=== RECORD LIST ===

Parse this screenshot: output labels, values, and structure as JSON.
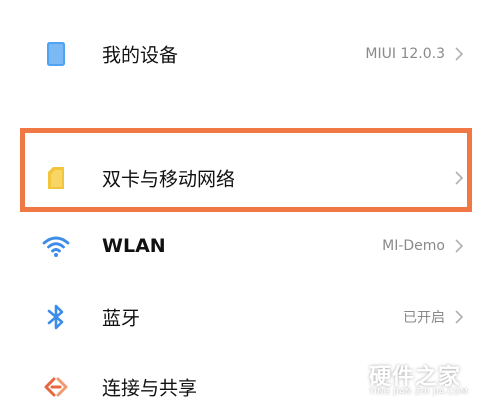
{
  "settings": {
    "items": [
      {
        "label": "我的设备",
        "value": "MIUI 12.0.3",
        "icon": "tablet-icon"
      },
      {
        "label": "双卡与移动网络",
        "value": "",
        "icon": "sim-card-icon"
      },
      {
        "label": "WLAN",
        "value": "MI-Demo",
        "icon": "wifi-icon"
      },
      {
        "label": "蓝牙",
        "value": "已开启",
        "icon": "bluetooth-icon"
      },
      {
        "label": "连接与共享",
        "value": "",
        "icon": "connection-share-icon"
      }
    ]
  },
  "highlight": {
    "color": "#f07844"
  },
  "watermark": {
    "title": "硬件之家",
    "subtitle": "YING JIAN ZHI JIA.COM"
  },
  "colors": {
    "accent_blue": "#3d8de8",
    "sim_yellow": "#f3c53a",
    "share_orange": "#e8673f",
    "chevron": "#b0b0b0"
  }
}
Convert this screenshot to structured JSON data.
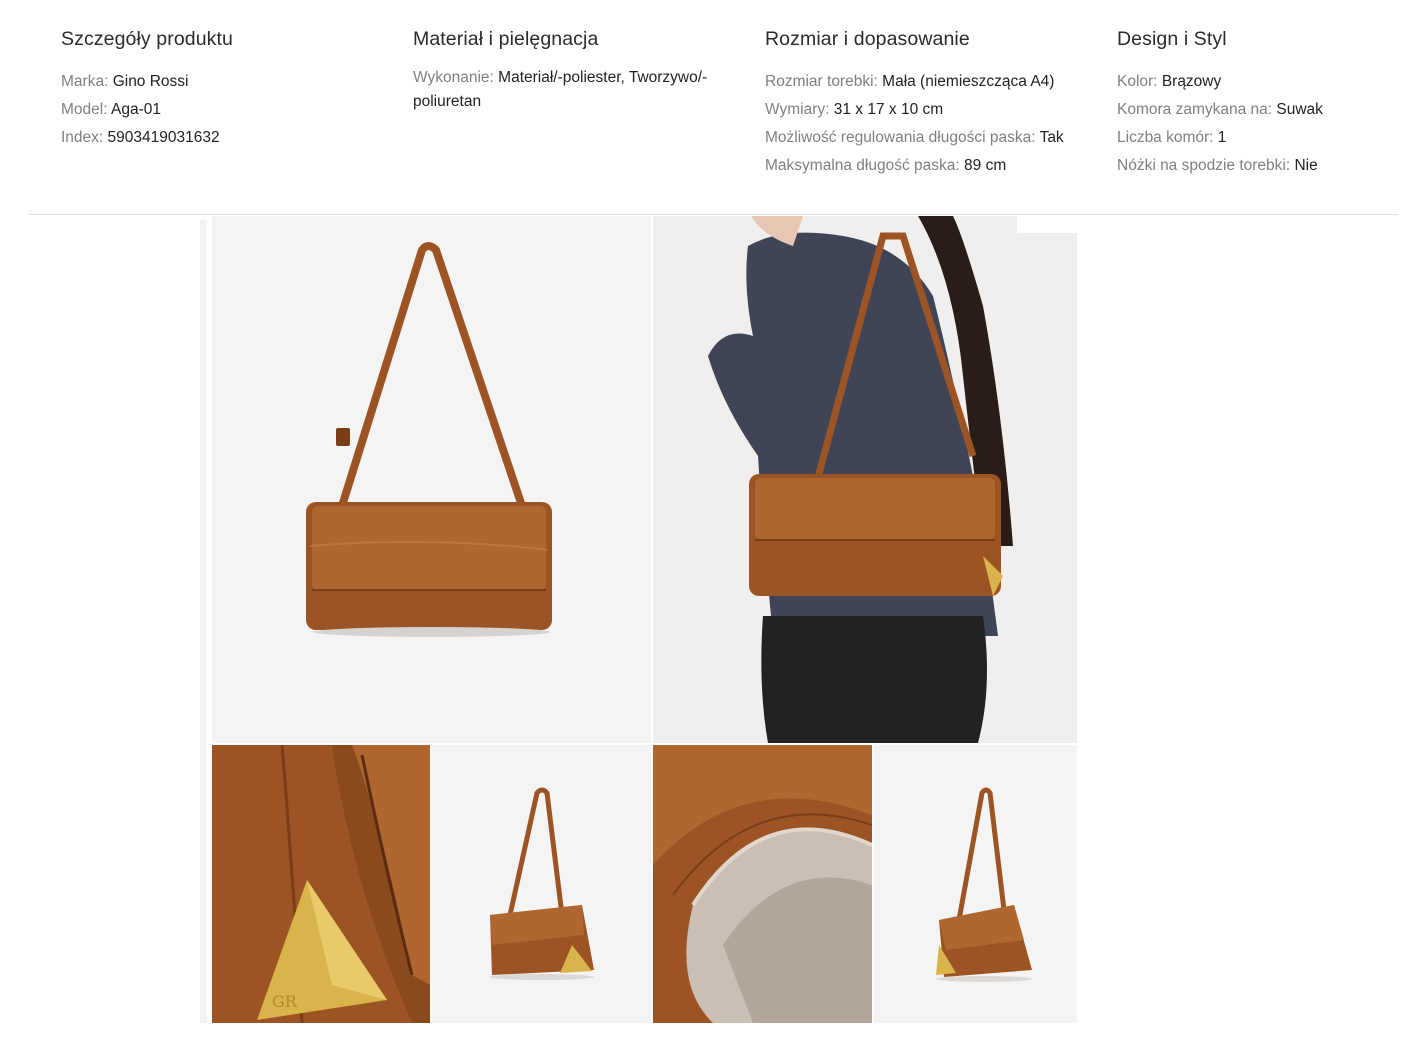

===

● WHAT THIS TASK INVOLVES:
Write out the records above exactly as they stand, leaving out every picture.

● FULL ANSWER:
Parse this screenshot: output labels, values, and structure as JSON.
{
  "settings": {
    "items": [
      {
        "label": "我的设备",
        "value": "MIUI 12.0.3",
        "icon": "tablet-icon"
      },
      {
        "label": "双卡与移动网络",
        "value": "",
        "icon": "sim-card-icon"
      },
      {
        "label": "WLAN",
        "value": "MI-Demo",
        "icon": "wifi-icon"
      },
      {
        "label": "蓝牙",
        "value": "已开启",
        "icon": "bluetooth-icon"
      },
      {
        "label": "连接与共享",
        "value": "",
        "icon": "connection-share-icon"
      }
    ]
  },
  "highlight": {
    "color": "#f07844"
  },
  "watermark": {
    "title": "硬件之家",
    "subtitle": "YING JIAN ZHI JIA.COM"
  },
  "colors": {
    "accent_blue": "#3d8de8",
    "sim_yellow": "#f3c53a",
    "share_orange": "#e8673f",
    "chevron": "#b0b0b0"
  }
}
Convert this screenshot to structured JSON data.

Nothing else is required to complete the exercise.